STATED EXERCISE: Word for word, print each line of the listing below; pictures stay out.

Entries from a dataset:

- - -

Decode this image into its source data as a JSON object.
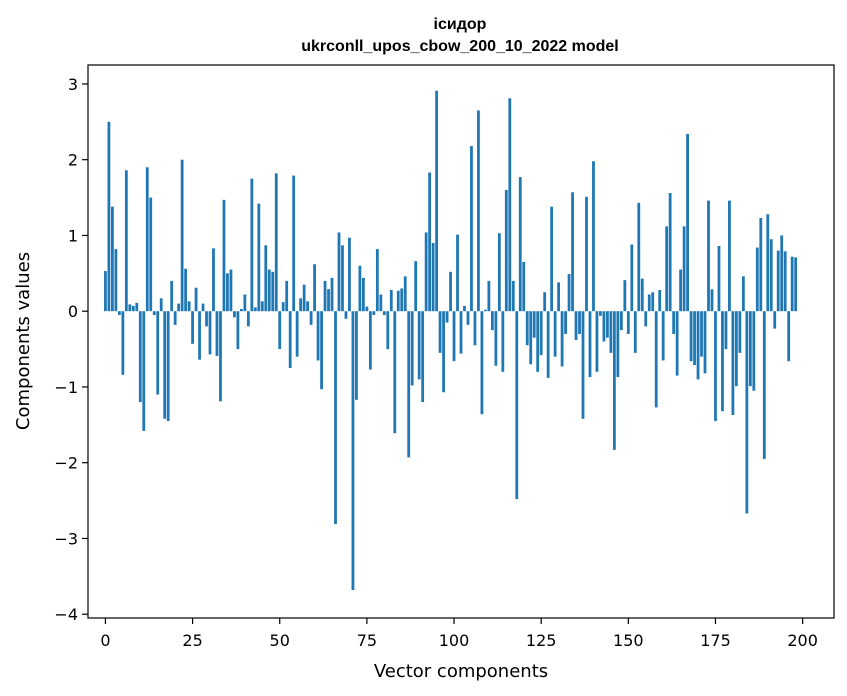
{
  "chart_data": {
    "type": "bar",
    "title": "ісидор",
    "subtitle": "ukrconll_upos_cbow_200_10_2022 model",
    "xlabel": "Vector components",
    "ylabel": "Components values",
    "xlim": [
      -5,
      209
    ],
    "ylim": [
      -4.05,
      3.25
    ],
    "xticks": [
      0,
      25,
      50,
      75,
      100,
      125,
      150,
      175,
      200
    ],
    "yticks": [
      -4,
      -3,
      -2,
      -1,
      0,
      1,
      2,
      3
    ],
    "xtick_labels": [
      "0",
      "25",
      "50",
      "75",
      "100",
      "125",
      "150",
      "175",
      "200"
    ],
    "ytick_labels": [
      "−4",
      "−3",
      "−2",
      "−1",
      "0",
      "1",
      "2",
      "3"
    ],
    "bar_color": "#1f77b4",
    "grid": false,
    "values": [
      0.53,
      2.5,
      1.38,
      0.82,
      -0.05,
      -0.84,
      1.86,
      0.09,
      0.07,
      0.11,
      -1.2,
      -1.58,
      1.9,
      1.5,
      -0.05,
      -1.1,
      0.17,
      -1.42,
      -1.45,
      0.4,
      -0.18,
      0.1,
      2.0,
      0.56,
      0.13,
      -0.43,
      0.31,
      -0.64,
      0.1,
      -0.2,
      -0.57,
      0.83,
      -0.59,
      -1.19,
      1.47,
      0.5,
      0.55,
      -0.08,
      -0.5,
      0.03,
      0.22,
      -0.2,
      1.75,
      0.05,
      1.42,
      0.13,
      0.87,
      0.55,
      0.52,
      1.82,
      -0.5,
      0.12,
      0.4,
      -0.75,
      1.79,
      -0.6,
      0.17,
      0.35,
      0.13,
      -0.18,
      0.62,
      -0.65,
      -1.03,
      0.4,
      0.29,
      0.44,
      -2.81,
      1.04,
      0.87,
      -0.1,
      0.97,
      -3.68,
      -1.17,
      0.6,
      0.44,
      0.06,
      -0.77,
      -0.05,
      0.82,
      0.22,
      -0.05,
      -0.5,
      0.28,
      -1.61,
      0.27,
      0.3,
      0.46,
      -1.93,
      -0.98,
      0.66,
      -0.9,
      -1.2,
      1.04,
      1.83,
      0.9,
      2.91,
      -0.55,
      -1.07,
      -0.15,
      0.52,
      -0.66,
      1.01,
      -0.56,
      0.07,
      -0.18,
      2.18,
      -0.45,
      2.65,
      -1.36,
      0.02,
      0.4,
      -0.25,
      -0.72,
      1.03,
      -0.8,
      1.6,
      2.81,
      0.4,
      -2.48,
      1.77,
      0.65,
      -0.45,
      -0.7,
      -0.35,
      -0.8,
      -0.58,
      0.25,
      -0.88,
      1.38,
      -0.6,
      0.38,
      -0.73,
      -0.3,
      0.49,
      1.57,
      -0.38,
      -0.3,
      -1.42,
      1.51,
      -0.87,
      1.98,
      -0.8,
      -0.06,
      -0.4,
      -0.35,
      -0.55,
      -1.83,
      -0.87,
      -0.25,
      0.41,
      -0.3,
      0.88,
      -0.55,
      1.43,
      0.43,
      -0.2,
      0.22,
      0.25,
      -1.27,
      0.28,
      -0.65,
      1.12,
      1.56,
      -0.3,
      -0.85,
      0.55,
      1.12,
      2.34,
      -0.66,
      -0.71,
      -0.9,
      -0.6,
      -0.82,
      1.46,
      0.29,
      -1.45,
      0.86,
      -1.32,
      -0.5,
      1.46,
      -1.37,
      -0.99,
      -0.55,
      0.46,
      -2.67,
      -0.99,
      -1.05,
      0.84,
      1.23,
      -1.95,
      1.28,
      0.95,
      -0.23,
      0.8,
      1.0,
      0.79,
      -0.66,
      0.72,
      0.71
    ]
  }
}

- - -

COMPLETE ANSWER:
Decode this image into its source data as a JSON object.
{
  "chart_data": {
    "type": "bar",
    "title": "ісидор",
    "subtitle": "ukrconll_upos_cbow_200_10_2022 model",
    "xlabel": "Vector components",
    "ylabel": "Components values",
    "xlim": [
      -5,
      209
    ],
    "ylim": [
      -4.05,
      3.25
    ],
    "xticks": [
      0,
      25,
      50,
      75,
      100,
      125,
      150,
      175,
      200
    ],
    "yticks": [
      -4,
      -3,
      -2,
      -1,
      0,
      1,
      2,
      3
    ],
    "xtick_labels": [
      "0",
      "25",
      "50",
      "75",
      "100",
      "125",
      "150",
      "175",
      "200"
    ],
    "ytick_labels": [
      "−4",
      "−3",
      "−2",
      "−1",
      "0",
      "1",
      "2",
      "3"
    ],
    "bar_color": "#1f77b4",
    "grid": false,
    "values": [
      0.53,
      2.5,
      1.38,
      0.82,
      -0.05,
      -0.84,
      1.86,
      0.09,
      0.07,
      0.11,
      -1.2,
      -1.58,
      1.9,
      1.5,
      -0.05,
      -1.1,
      0.17,
      -1.42,
      -1.45,
      0.4,
      -0.18,
      0.1,
      2.0,
      0.56,
      0.13,
      -0.43,
      0.31,
      -0.64,
      0.1,
      -0.2,
      -0.57,
      0.83,
      -0.59,
      -1.19,
      1.47,
      0.5,
      0.55,
      -0.08,
      -0.5,
      0.03,
      0.22,
      -0.2,
      1.75,
      0.05,
      1.42,
      0.13,
      0.87,
      0.55,
      0.52,
      1.82,
      -0.5,
      0.12,
      0.4,
      -0.75,
      1.79,
      -0.6,
      0.17,
      0.35,
      0.13,
      -0.18,
      0.62,
      -0.65,
      -1.03,
      0.4,
      0.29,
      0.44,
      -2.81,
      1.04,
      0.87,
      -0.1,
      0.97,
      -3.68,
      -1.17,
      0.6,
      0.44,
      0.06,
      -0.77,
      -0.05,
      0.82,
      0.22,
      -0.05,
      -0.5,
      0.28,
      -1.61,
      0.27,
      0.3,
      0.46,
      -1.93,
      -0.98,
      0.66,
      -0.9,
      -1.2,
      1.04,
      1.83,
      0.9,
      2.91,
      -0.55,
      -1.07,
      -0.15,
      0.52,
      -0.66,
      1.01,
      -0.56,
      0.07,
      -0.18,
      2.18,
      -0.45,
      2.65,
      -1.36,
      0.02,
      0.4,
      -0.25,
      -0.72,
      1.03,
      -0.8,
      1.6,
      2.81,
      0.4,
      -2.48,
      1.77,
      0.65,
      -0.45,
      -0.7,
      -0.35,
      -0.8,
      -0.58,
      0.25,
      -0.88,
      1.38,
      -0.6,
      0.38,
      -0.73,
      -0.3,
      0.49,
      1.57,
      -0.38,
      -0.3,
      -1.42,
      1.51,
      -0.87,
      1.98,
      -0.8,
      -0.06,
      -0.4,
      -0.35,
      -0.55,
      -1.83,
      -0.87,
      -0.25,
      0.41,
      -0.3,
      0.88,
      -0.55,
      1.43,
      0.43,
      -0.2,
      0.22,
      0.25,
      -1.27,
      0.28,
      -0.65,
      1.12,
      1.56,
      -0.3,
      -0.85,
      0.55,
      1.12,
      2.34,
      -0.66,
      -0.71,
      -0.9,
      -0.6,
      -0.82,
      1.46,
      0.29,
      -1.45,
      0.86,
      -1.32,
      -0.5,
      1.46,
      -1.37,
      -0.99,
      -0.55,
      0.46,
      -2.67,
      -0.99,
      -1.05,
      0.84,
      1.23,
      -1.95,
      1.28,
      0.95,
      -0.23,
      0.8,
      1.0,
      0.79,
      -0.66,
      0.72,
      0.71
    ]
  }
}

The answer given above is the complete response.